Directions » Using the listing below, give the number of lines where "from" appears, and nothing else.

START Data supplied

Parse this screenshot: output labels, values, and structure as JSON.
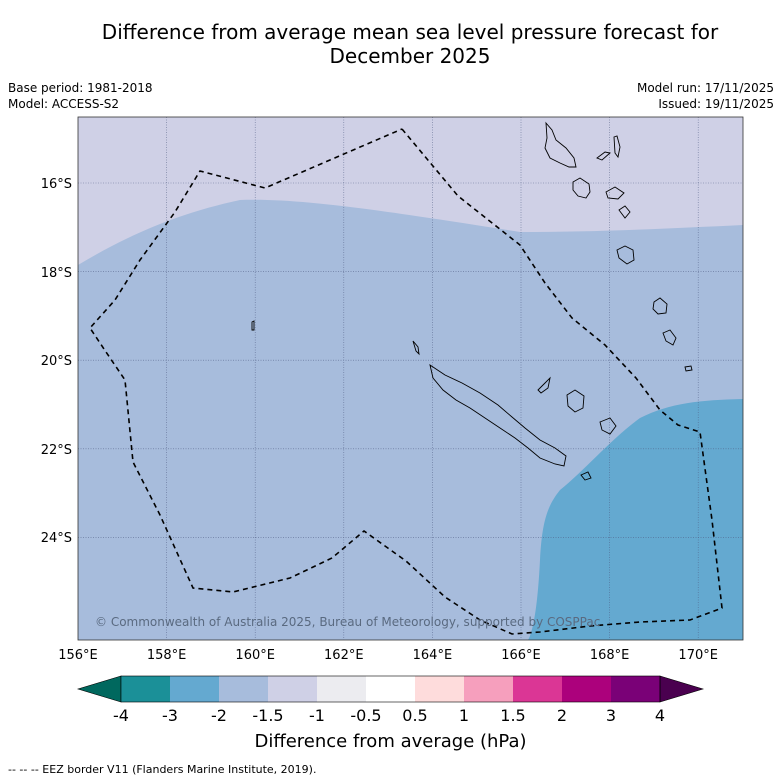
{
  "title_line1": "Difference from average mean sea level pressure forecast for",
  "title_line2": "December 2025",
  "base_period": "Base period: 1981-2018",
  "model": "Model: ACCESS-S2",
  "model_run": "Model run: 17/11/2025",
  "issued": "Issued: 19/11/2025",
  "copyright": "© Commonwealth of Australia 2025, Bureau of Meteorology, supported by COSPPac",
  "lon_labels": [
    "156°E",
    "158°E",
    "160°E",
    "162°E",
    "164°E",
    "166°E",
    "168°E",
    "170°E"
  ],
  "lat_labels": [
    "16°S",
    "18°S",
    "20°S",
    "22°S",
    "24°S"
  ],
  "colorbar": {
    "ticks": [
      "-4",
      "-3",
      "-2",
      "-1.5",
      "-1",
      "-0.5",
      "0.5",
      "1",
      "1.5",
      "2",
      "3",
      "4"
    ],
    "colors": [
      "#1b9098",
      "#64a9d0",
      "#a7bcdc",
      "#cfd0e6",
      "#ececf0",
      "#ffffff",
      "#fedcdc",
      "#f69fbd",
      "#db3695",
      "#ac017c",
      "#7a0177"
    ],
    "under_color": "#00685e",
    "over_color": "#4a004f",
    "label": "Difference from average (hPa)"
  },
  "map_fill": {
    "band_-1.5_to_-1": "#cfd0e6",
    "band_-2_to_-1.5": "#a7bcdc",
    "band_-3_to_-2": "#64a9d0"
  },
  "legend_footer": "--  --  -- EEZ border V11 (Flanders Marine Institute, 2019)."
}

END Data supplied

Task response » 2